EXERCISE | Output all of the entries exactly as written.

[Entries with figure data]
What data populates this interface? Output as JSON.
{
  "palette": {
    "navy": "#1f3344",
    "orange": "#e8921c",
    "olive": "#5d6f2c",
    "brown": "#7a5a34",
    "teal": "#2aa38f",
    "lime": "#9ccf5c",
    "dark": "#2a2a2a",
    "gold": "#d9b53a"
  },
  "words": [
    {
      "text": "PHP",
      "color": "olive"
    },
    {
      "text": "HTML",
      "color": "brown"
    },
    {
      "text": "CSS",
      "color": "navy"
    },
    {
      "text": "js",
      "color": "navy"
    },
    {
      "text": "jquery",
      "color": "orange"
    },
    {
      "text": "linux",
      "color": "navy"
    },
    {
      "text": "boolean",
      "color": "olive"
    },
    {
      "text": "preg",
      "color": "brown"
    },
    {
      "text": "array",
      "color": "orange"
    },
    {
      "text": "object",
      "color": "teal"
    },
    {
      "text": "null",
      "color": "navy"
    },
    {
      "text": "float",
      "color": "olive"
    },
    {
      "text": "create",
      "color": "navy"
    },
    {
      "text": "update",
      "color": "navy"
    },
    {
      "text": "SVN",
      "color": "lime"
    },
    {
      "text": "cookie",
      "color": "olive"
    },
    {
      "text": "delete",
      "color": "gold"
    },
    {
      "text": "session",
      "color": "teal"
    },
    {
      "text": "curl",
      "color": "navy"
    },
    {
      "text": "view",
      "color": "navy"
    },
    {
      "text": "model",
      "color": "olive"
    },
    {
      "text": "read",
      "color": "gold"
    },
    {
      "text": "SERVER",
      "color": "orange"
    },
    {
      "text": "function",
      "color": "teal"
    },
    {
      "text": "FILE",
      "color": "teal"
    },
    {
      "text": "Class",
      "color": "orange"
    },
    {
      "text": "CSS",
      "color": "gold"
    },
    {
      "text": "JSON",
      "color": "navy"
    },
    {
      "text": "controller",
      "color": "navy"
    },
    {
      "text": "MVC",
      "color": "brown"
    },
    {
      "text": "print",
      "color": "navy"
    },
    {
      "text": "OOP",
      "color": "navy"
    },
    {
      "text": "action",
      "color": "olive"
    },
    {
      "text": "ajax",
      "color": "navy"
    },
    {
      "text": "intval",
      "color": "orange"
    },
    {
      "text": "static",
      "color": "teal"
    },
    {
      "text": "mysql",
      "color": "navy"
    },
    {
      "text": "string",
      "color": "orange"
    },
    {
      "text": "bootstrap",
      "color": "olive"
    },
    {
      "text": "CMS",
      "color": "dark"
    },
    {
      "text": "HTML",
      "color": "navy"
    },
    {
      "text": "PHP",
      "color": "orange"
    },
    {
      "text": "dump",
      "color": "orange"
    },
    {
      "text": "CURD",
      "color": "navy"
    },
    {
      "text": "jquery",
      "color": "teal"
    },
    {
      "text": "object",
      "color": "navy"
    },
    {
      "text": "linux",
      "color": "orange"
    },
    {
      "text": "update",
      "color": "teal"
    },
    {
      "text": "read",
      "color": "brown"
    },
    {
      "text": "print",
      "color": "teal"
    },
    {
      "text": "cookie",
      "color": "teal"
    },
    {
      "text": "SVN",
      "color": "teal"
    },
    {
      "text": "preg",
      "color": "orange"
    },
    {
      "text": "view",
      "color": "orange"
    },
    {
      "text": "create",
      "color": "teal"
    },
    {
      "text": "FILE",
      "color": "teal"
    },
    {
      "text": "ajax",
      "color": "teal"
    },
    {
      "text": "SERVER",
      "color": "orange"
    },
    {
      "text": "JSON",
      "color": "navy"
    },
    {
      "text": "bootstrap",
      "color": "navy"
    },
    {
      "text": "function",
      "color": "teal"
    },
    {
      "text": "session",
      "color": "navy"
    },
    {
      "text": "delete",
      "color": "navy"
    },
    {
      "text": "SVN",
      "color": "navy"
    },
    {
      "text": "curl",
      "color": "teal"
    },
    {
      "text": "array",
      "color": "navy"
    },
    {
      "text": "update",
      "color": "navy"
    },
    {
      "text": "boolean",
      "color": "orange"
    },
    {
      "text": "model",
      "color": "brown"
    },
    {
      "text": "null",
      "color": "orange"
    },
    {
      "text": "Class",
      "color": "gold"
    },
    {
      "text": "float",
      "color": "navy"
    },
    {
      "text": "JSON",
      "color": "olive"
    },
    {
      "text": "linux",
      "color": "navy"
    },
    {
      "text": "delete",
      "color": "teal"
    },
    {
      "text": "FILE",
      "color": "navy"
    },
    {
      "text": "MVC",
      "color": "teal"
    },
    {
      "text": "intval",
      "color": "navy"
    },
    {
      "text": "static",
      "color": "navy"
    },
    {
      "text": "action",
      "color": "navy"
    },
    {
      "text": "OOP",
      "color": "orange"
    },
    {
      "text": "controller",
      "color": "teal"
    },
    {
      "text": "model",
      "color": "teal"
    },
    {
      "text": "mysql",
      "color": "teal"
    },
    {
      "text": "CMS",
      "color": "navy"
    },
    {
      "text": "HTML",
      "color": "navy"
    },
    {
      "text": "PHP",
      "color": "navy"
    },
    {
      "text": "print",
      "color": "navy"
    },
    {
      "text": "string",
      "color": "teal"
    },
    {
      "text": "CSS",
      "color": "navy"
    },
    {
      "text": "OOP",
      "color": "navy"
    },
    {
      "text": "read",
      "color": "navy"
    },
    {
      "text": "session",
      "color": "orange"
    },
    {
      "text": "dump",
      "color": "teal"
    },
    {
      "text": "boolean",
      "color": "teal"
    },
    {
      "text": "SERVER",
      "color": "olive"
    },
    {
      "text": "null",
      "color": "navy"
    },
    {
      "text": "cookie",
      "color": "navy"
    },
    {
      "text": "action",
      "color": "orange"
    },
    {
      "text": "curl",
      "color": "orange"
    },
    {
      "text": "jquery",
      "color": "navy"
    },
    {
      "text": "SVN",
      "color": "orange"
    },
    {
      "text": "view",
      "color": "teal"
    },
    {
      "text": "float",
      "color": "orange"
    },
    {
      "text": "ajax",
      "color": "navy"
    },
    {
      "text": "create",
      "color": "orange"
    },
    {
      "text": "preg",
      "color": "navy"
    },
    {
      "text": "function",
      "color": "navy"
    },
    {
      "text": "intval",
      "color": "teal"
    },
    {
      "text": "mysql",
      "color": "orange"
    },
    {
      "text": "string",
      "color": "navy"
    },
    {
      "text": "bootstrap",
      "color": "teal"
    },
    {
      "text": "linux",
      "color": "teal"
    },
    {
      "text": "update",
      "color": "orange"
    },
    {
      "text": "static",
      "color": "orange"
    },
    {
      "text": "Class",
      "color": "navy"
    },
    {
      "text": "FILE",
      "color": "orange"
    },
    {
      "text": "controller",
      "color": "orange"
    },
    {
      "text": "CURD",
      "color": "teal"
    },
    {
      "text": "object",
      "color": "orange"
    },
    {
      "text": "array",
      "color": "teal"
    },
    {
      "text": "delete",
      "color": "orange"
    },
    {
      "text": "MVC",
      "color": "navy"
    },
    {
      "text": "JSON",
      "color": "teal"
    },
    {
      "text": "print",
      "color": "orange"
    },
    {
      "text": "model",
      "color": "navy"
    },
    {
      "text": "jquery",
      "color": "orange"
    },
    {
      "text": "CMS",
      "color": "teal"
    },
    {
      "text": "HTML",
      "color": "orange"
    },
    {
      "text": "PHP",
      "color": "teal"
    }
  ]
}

SOLUTION TO THE PROBLEM |
What data populates this interface? Output as JSON.
{
  "palette": {
    "navy": "#1f3344",
    "orange": "#e8921c",
    "olive": "#5d6f2c",
    "brown": "#7a5a34",
    "teal": "#2aa38f",
    "lime": "#9ccf5c",
    "dark": "#2a2a2a",
    "gold": "#d9b53a"
  },
  "words": [
    {
      "text": "PHP",
      "color": "olive"
    },
    {
      "text": "HTML",
      "color": "brown"
    },
    {
      "text": "CSS",
      "color": "navy"
    },
    {
      "text": "js",
      "color": "navy"
    },
    {
      "text": "jquery",
      "color": "orange"
    },
    {
      "text": "linux",
      "color": "navy"
    },
    {
      "text": "boolean",
      "color": "olive"
    },
    {
      "text": "preg",
      "color": "brown"
    },
    {
      "text": "array",
      "color": "orange"
    },
    {
      "text": "object",
      "color": "teal"
    },
    {
      "text": "null",
      "color": "navy"
    },
    {
      "text": "float",
      "color": "olive"
    },
    {
      "text": "create",
      "color": "navy"
    },
    {
      "text": "update",
      "color": "navy"
    },
    {
      "text": "SVN",
      "color": "lime"
    },
    {
      "text": "cookie",
      "color": "olive"
    },
    {
      "text": "delete",
      "color": "gold"
    },
    {
      "text": "session",
      "color": "teal"
    },
    {
      "text": "curl",
      "color": "navy"
    },
    {
      "text": "view",
      "color": "navy"
    },
    {
      "text": "model",
      "color": "olive"
    },
    {
      "text": "read",
      "color": "gold"
    },
    {
      "text": "SERVER",
      "color": "orange"
    },
    {
      "text": "function",
      "color": "teal"
    },
    {
      "text": "FILE",
      "color": "teal"
    },
    {
      "text": "Class",
      "color": "orange"
    },
    {
      "text": "CSS",
      "color": "gold"
    },
    {
      "text": "JSON",
      "color": "navy"
    },
    {
      "text": "controller",
      "color": "navy"
    },
    {
      "text": "MVC",
      "color": "brown"
    },
    {
      "text": "print",
      "color": "navy"
    },
    {
      "text": "OOP",
      "color": "navy"
    },
    {
      "text": "action",
      "color": "olive"
    },
    {
      "text": "ajax",
      "color": "navy"
    },
    {
      "text": "intval",
      "color": "orange"
    },
    {
      "text": "static",
      "color": "teal"
    },
    {
      "text": "mysql",
      "color": "navy"
    },
    {
      "text": "string",
      "color": "orange"
    },
    {
      "text": "bootstrap",
      "color": "olive"
    },
    {
      "text": "CMS",
      "color": "dark"
    },
    {
      "text": "HTML",
      "color": "navy"
    },
    {
      "text": "PHP",
      "color": "orange"
    },
    {
      "text": "dump",
      "color": "orange"
    },
    {
      "text": "CURD",
      "color": "navy"
    },
    {
      "text": "jquery",
      "color": "teal"
    },
    {
      "text": "object",
      "color": "navy"
    },
    {
      "text": "linux",
      "color": "orange"
    },
    {
      "text": "update",
      "color": "teal"
    },
    {
      "text": "read",
      "color": "brown"
    },
    {
      "text": "print",
      "color": "teal"
    },
    {
      "text": "cookie",
      "color": "teal"
    },
    {
      "text": "SVN",
      "color": "teal"
    },
    {
      "text": "preg",
      "color": "orange"
    },
    {
      "text": "view",
      "color": "orange"
    },
    {
      "text": "create",
      "color": "teal"
    },
    {
      "text": "FILE",
      "color": "teal"
    },
    {
      "text": "ajax",
      "color": "teal"
    },
    {
      "text": "SERVER",
      "color": "orange"
    },
    {
      "text": "JSON",
      "color": "navy"
    },
    {
      "text": "bootstrap",
      "color": "navy"
    },
    {
      "text": "function",
      "color": "teal"
    },
    {
      "text": "session",
      "color": "navy"
    },
    {
      "text": "delete",
      "color": "navy"
    },
    {
      "text": "SVN",
      "color": "navy"
    },
    {
      "text": "curl",
      "color": "teal"
    },
    {
      "text": "array",
      "color": "navy"
    },
    {
      "text": "update",
      "color": "navy"
    },
    {
      "text": "boolean",
      "color": "orange"
    },
    {
      "text": "model",
      "color": "brown"
    },
    {
      "text": "null",
      "color": "orange"
    },
    {
      "text": "Class",
      "color": "gold"
    },
    {
      "text": "float",
      "color": "navy"
    },
    {
      "text": "JSON",
      "color": "olive"
    },
    {
      "text": "linux",
      "color": "navy"
    },
    {
      "text": "delete",
      "color": "teal"
    },
    {
      "text": "FILE",
      "color": "navy"
    },
    {
      "text": "MVC",
      "color": "teal"
    },
    {
      "text": "intval",
      "color": "navy"
    },
    {
      "text": "static",
      "color": "navy"
    },
    {
      "text": "action",
      "color": "navy"
    },
    {
      "text": "OOP",
      "color": "orange"
    },
    {
      "text": "controller",
      "color": "teal"
    },
    {
      "text": "model",
      "color": "teal"
    },
    {
      "text": "mysql",
      "color": "teal"
    },
    {
      "text": "CMS",
      "color": "navy"
    },
    {
      "text": "HTML",
      "color": "navy"
    },
    {
      "text": "PHP",
      "color": "navy"
    },
    {
      "text": "print",
      "color": "navy"
    },
    {
      "text": "string",
      "color": "teal"
    },
    {
      "text": "CSS",
      "color": "navy"
    },
    {
      "text": "OOP",
      "color": "navy"
    },
    {
      "text": "read",
      "color": "navy"
    },
    {
      "text": "session",
      "color": "orange"
    },
    {
      "text": "dump",
      "color": "teal"
    },
    {
      "text": "boolean",
      "color": "teal"
    },
    {
      "text": "SERVER",
      "color": "olive"
    },
    {
      "text": "null",
      "color": "navy"
    },
    {
      "text": "cookie",
      "color": "navy"
    },
    {
      "text": "action",
      "color": "orange"
    },
    {
      "text": "curl",
      "color": "orange"
    },
    {
      "text": "jquery",
      "color": "navy"
    },
    {
      "text": "SVN",
      "color": "orange"
    },
    {
      "text": "view",
      "color": "teal"
    },
    {
      "text": "float",
      "color": "orange"
    },
    {
      "text": "ajax",
      "color": "navy"
    },
    {
      "text": "create",
      "color": "orange"
    },
    {
      "text": "preg",
      "color": "navy"
    },
    {
      "text": "function",
      "color": "navy"
    },
    {
      "text": "intval",
      "color": "teal"
    },
    {
      "text": "mysql",
      "color": "orange"
    },
    {
      "text": "string",
      "color": "navy"
    },
    {
      "text": "bootstrap",
      "color": "teal"
    },
    {
      "text": "linux",
      "color": "teal"
    },
    {
      "text": "update",
      "color": "orange"
    },
    {
      "text": "static",
      "color": "orange"
    },
    {
      "text": "Class",
      "color": "navy"
    },
    {
      "text": "FILE",
      "color": "orange"
    },
    {
      "text": "controller",
      "color": "orange"
    },
    {
      "text": "CURD",
      "color": "teal"
    },
    {
      "text": "object",
      "color": "orange"
    },
    {
      "text": "array",
      "color": "teal"
    },
    {
      "text": "delete",
      "color": "orange"
    },
    {
      "text": "MVC",
      "color": "navy"
    },
    {
      "text": "JSON",
      "color": "teal"
    },
    {
      "text": "print",
      "color": "orange"
    },
    {
      "text": "model",
      "color": "navy"
    },
    {
      "text": "jquery",
      "color": "orange"
    },
    {
      "text": "CMS",
      "color": "teal"
    },
    {
      "text": "HTML",
      "color": "orange"
    },
    {
      "text": "PHP",
      "color": "teal"
    }
  ]
}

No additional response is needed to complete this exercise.